- SET PROBLEM
Below are some entries. Output each one exactly as it appears.

- DATA IN THIS EXERCISE
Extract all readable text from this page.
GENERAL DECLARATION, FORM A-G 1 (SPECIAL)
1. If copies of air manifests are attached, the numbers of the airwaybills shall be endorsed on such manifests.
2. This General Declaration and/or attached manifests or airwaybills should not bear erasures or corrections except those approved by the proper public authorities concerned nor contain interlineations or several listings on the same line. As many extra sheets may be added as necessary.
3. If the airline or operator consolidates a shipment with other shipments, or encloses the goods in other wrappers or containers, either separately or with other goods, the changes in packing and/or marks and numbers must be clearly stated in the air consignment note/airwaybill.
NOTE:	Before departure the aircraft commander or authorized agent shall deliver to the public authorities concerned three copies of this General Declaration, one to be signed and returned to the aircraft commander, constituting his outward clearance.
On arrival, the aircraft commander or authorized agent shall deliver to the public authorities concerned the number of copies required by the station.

- RESULT BELOW
Extract all readable text from this page.
GENERAL DECLARATION, FORM A-G 1 (SPECIAL)
1. If copies of air manifests are attached, the numbers of the airwaybills shall be endorsed on such manifests.
2. This General Declaration and/or attached manifests or airwaybills should not bear erasures or corrections except those approved by the proper public authorities concerned nor contain interlineations or several listings on the same line. As many extra sheets may be added as necessary.
3. If the airline or operator consolidates a shipment with other shipments, or encloses the goods in other wrappers or containers, either separately or with other goods, the changes in packing and/or marks and numbers must be clearly stated in the air consignment note/airwaybill.
NOTE:	Before departure the aircraft commander or authorized agent shall deliver to the public authorities concerned three copies of this General Declaration, one to be signed and returned to the aircraft commander, constituting his outward clearance.
On arrival, the aircraft commander or authorized agent shall deliver to the public authorities concerned the number of copies required by the station.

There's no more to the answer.